'''
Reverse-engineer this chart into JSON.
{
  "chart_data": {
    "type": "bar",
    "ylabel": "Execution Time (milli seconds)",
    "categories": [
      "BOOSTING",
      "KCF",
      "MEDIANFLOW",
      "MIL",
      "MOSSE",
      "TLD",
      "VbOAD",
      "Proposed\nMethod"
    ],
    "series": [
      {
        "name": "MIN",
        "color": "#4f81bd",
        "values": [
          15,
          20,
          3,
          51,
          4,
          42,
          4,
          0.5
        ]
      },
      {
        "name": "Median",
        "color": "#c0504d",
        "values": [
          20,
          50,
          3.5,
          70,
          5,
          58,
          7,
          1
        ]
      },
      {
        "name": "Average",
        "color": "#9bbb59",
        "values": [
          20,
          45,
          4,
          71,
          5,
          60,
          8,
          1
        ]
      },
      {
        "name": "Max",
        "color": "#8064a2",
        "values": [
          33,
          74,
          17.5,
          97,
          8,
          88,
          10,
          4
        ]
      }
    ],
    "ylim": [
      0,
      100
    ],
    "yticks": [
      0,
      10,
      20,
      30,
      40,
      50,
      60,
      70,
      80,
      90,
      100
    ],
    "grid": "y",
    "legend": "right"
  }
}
'''
# THE PROBLEM
Each of the records should be retyped exactly.

# TASK ANSWER
Reverse-engineer this chart into JSON.
{
  "chart_data": {
    "type": "bar",
    "ylabel": "Execution Time (milli seconds)",
    "categories": [
      "BOOSTING",
      "KCF",
      "MEDIANFLOW",
      "MIL",
      "MOSSE",
      "TLD",
      "VbOAD",
      "Proposed\nMethod"
    ],
    "series": [
      {
        "name": "MIN",
        "color": "#4f81bd",
        "values": [
          15,
          20,
          3,
          51,
          4,
          42,
          4,
          0.5
        ]
      },
      {
        "name": "Median",
        "color": "#c0504d",
        "values": [
          20,
          50,
          3.5,
          70,
          5,
          58,
          7,
          1
        ]
      },
      {
        "name": "Average",
        "color": "#9bbb59",
        "values": [
          20,
          45,
          4,
          71,
          5,
          60,
          8,
          1
        ]
      },
      {
        "name": "Max",
        "color": "#8064a2",
        "values": [
          33,
          74,
          17.5,
          97,
          8,
          88,
          10,
          4
        ]
      }
    ],
    "ylim": [
      0,
      100
    ],
    "yticks": [
      0,
      10,
      20,
      30,
      40,
      50,
      60,
      70,
      80,
      90,
      100
    ],
    "grid": "y",
    "legend": "right"
  }
}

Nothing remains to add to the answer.